▶ [WHAT YOU NEED TO DO]:
Read the lines that follow and pick out every one containing the word "circle".

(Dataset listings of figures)

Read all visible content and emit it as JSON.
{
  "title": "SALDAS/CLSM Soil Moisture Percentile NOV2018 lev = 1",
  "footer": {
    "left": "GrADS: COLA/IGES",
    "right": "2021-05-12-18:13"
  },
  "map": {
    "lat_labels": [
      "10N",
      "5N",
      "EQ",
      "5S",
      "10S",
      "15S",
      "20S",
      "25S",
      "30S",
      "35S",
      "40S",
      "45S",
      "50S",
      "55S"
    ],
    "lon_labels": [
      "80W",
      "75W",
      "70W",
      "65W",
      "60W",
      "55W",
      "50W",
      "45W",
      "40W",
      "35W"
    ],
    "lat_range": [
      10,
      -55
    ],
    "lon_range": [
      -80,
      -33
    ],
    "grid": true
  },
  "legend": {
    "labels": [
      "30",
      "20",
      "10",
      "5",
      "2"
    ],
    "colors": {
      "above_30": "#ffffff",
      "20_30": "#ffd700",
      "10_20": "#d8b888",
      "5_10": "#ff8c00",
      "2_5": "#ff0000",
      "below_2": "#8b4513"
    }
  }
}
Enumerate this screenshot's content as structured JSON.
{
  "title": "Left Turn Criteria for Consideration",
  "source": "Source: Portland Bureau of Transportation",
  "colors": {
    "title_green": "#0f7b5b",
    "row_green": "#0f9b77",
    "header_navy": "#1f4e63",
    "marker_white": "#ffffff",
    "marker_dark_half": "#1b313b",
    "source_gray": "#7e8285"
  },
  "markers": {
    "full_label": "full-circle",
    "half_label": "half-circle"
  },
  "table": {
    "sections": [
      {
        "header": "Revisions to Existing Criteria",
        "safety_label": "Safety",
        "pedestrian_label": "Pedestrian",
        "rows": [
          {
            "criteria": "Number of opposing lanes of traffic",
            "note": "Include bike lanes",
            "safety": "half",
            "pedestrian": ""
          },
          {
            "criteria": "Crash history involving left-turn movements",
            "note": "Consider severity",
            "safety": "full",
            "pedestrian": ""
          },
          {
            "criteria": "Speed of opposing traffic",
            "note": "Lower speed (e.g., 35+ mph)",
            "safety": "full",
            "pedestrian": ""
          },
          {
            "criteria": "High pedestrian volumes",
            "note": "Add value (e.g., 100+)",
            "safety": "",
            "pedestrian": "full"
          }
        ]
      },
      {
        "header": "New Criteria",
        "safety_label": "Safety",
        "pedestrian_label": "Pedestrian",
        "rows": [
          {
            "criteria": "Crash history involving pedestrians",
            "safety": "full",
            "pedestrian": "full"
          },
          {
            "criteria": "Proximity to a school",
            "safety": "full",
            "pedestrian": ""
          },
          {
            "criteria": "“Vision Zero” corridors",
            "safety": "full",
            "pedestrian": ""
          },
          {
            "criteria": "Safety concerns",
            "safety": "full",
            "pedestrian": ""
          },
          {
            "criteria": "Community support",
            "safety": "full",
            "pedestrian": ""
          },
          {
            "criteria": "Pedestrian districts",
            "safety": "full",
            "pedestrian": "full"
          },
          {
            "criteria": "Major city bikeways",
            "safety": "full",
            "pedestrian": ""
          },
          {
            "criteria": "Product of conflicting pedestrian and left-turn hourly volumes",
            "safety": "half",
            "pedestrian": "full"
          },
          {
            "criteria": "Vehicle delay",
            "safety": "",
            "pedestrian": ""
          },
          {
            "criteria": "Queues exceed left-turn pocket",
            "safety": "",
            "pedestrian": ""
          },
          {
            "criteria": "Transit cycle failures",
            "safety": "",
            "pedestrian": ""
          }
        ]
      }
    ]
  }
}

▶ [SOLVED PROBLEM]:
    "full_label": "full-circle",
    "half_label": "half-circle"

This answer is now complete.